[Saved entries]
═══
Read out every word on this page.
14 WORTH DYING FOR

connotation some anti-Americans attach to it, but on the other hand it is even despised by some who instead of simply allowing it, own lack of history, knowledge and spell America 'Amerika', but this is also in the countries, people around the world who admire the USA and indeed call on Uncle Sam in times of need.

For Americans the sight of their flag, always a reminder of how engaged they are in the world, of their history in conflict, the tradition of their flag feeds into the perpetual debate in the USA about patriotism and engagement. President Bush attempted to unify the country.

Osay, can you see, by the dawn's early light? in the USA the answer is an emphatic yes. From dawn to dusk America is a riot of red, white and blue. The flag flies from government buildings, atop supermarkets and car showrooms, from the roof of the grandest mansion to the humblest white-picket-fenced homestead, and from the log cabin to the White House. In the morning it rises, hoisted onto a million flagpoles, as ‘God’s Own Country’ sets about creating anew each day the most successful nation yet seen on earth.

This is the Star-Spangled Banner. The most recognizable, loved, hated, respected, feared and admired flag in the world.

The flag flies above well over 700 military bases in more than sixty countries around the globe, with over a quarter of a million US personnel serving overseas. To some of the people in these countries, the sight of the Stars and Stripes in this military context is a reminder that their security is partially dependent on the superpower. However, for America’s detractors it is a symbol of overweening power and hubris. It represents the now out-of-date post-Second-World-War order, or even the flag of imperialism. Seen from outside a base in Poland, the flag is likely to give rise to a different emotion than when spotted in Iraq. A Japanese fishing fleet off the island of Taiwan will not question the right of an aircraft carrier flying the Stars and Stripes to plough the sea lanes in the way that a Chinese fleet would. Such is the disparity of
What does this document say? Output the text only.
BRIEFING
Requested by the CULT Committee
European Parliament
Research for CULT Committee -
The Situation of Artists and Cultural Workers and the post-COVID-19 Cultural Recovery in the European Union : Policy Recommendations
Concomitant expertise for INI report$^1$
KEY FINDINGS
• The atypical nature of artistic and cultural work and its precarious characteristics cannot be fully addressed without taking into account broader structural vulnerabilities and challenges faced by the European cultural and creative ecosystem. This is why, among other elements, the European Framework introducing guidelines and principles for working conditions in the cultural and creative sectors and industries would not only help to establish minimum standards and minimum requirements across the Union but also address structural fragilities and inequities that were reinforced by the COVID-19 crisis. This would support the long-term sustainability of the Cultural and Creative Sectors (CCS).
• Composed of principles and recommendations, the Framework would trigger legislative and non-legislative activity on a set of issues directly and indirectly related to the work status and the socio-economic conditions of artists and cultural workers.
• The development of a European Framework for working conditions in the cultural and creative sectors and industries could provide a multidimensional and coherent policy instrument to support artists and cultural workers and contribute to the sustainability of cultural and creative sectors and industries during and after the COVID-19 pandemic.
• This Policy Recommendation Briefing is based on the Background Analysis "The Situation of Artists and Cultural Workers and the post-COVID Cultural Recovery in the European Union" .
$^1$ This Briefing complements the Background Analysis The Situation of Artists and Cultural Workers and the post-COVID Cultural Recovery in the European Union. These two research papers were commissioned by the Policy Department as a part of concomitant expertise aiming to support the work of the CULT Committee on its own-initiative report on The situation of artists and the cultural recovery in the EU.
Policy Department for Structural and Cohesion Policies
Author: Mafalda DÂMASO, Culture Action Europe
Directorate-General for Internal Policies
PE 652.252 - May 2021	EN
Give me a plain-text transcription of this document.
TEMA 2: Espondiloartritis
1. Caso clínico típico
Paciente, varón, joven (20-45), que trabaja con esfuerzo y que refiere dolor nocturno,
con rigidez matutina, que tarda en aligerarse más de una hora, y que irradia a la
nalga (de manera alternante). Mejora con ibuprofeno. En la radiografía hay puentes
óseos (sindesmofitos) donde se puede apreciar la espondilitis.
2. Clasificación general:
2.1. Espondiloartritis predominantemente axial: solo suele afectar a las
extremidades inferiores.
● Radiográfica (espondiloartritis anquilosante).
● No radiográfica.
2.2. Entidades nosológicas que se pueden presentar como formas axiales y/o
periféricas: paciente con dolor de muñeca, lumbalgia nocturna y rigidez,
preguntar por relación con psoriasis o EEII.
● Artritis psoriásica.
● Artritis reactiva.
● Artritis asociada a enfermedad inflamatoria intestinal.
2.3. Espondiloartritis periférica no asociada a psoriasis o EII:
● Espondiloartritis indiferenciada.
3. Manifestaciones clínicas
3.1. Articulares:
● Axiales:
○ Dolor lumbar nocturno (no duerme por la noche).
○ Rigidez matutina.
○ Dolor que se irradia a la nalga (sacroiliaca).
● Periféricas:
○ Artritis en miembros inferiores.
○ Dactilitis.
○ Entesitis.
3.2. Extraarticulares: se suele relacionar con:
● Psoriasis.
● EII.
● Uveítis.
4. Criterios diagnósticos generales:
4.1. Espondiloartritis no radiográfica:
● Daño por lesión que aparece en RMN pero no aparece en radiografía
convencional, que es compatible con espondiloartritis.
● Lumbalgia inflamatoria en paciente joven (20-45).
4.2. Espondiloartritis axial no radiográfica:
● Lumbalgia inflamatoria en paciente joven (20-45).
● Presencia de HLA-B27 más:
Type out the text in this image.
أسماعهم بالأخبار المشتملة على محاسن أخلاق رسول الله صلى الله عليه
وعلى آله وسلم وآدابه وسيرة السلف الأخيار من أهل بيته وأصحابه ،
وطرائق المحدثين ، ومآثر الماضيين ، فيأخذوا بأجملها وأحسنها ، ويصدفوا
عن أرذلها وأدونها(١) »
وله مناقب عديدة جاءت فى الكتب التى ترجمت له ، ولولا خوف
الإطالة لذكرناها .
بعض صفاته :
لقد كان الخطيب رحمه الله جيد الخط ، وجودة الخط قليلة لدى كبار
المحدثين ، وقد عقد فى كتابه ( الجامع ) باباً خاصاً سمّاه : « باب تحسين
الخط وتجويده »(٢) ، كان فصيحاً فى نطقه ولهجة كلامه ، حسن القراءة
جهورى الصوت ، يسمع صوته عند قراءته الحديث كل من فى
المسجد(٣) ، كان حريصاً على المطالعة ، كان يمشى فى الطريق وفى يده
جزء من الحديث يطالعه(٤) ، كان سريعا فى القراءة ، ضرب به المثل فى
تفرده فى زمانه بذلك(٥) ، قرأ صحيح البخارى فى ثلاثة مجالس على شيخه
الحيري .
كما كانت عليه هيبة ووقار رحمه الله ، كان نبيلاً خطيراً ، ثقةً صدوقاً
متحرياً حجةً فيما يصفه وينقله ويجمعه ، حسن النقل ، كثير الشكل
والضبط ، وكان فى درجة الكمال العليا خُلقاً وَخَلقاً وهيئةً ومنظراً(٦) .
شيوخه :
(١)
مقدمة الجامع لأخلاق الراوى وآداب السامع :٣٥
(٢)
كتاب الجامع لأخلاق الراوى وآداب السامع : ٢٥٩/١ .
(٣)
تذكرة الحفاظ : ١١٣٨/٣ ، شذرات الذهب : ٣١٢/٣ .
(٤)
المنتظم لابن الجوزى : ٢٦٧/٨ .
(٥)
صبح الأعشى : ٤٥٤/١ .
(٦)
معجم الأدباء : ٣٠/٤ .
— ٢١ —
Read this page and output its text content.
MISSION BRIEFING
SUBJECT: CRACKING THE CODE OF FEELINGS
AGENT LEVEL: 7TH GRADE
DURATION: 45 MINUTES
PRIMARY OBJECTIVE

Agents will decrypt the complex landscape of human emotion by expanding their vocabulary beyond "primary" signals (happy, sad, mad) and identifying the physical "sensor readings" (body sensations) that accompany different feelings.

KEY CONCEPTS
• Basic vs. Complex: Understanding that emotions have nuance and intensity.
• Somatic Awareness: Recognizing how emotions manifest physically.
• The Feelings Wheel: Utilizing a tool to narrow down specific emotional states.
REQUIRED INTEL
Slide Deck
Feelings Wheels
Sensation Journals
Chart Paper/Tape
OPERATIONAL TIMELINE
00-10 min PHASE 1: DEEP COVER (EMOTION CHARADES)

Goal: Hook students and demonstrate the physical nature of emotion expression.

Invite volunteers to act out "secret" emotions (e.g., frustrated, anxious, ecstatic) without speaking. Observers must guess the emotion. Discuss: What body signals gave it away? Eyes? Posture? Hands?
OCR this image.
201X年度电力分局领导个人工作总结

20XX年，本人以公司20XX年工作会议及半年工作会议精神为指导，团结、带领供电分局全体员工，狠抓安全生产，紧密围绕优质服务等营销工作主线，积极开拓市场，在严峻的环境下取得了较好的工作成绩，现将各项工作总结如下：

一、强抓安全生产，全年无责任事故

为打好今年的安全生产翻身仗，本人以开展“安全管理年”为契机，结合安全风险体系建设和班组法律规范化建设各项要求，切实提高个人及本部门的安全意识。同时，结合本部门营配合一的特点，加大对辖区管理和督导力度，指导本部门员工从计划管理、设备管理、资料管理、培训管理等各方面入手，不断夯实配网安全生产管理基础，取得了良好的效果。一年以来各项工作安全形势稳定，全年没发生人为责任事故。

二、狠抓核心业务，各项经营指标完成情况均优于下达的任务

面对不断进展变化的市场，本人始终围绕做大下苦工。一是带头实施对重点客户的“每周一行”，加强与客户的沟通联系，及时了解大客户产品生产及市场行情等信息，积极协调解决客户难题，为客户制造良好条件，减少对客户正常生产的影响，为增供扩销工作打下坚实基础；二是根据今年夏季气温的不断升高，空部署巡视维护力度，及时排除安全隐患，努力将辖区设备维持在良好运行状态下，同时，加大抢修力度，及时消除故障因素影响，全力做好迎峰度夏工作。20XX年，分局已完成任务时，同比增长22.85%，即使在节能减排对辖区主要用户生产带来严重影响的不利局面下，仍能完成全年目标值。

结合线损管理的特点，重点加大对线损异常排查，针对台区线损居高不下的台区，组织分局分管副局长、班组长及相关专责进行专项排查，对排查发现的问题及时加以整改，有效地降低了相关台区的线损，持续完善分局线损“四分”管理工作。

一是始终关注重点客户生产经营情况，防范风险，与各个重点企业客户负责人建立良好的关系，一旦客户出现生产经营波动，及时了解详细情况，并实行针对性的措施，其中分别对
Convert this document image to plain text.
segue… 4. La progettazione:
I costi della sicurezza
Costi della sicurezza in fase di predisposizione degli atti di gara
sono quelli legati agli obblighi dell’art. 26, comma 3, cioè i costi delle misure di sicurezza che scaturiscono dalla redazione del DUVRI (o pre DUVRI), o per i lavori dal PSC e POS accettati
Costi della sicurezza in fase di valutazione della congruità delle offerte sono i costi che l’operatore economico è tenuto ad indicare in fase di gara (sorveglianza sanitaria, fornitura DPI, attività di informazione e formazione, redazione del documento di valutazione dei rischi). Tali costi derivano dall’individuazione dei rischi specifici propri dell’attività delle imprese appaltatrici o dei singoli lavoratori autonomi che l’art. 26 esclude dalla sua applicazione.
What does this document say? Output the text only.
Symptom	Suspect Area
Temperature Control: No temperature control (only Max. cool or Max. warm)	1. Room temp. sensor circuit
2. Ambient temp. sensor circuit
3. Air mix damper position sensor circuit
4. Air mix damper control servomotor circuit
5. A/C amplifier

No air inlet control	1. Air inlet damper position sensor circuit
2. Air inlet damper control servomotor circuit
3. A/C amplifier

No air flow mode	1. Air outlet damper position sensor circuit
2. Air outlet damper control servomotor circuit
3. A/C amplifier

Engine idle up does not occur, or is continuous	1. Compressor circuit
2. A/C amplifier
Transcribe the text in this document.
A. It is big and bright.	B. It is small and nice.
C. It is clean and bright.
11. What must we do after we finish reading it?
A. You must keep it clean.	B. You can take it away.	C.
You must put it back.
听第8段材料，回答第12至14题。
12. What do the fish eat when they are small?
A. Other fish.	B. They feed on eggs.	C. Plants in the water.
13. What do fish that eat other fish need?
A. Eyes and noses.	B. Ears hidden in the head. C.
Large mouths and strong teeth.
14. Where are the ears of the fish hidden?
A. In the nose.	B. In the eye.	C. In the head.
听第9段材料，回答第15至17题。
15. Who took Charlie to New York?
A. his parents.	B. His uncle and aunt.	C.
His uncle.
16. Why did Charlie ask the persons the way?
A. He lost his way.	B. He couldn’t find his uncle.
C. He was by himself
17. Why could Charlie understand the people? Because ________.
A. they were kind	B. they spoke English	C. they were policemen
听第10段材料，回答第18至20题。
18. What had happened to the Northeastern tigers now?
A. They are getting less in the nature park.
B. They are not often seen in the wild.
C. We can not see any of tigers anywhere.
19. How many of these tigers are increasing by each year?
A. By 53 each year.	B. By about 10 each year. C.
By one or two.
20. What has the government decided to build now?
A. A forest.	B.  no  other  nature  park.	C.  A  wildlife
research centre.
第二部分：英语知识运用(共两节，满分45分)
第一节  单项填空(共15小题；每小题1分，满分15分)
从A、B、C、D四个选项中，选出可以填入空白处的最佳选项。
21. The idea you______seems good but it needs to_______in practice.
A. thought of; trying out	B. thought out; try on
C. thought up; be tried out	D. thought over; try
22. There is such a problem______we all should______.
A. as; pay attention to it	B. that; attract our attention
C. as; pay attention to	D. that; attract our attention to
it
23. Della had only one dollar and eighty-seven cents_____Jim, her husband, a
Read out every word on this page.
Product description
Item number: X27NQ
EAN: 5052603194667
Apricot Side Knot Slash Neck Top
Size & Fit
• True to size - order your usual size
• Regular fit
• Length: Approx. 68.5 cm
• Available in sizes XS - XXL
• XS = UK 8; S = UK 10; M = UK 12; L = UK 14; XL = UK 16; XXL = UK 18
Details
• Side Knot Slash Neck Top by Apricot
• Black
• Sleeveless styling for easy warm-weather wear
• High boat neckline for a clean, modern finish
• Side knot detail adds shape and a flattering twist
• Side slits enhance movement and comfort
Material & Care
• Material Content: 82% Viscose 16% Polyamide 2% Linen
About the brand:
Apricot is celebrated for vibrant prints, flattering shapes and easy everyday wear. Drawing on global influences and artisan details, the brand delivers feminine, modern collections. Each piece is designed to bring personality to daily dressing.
═══
Given instruction:
Find how many lines in the listing contain the word "attention" and give that count alone.

Result:
2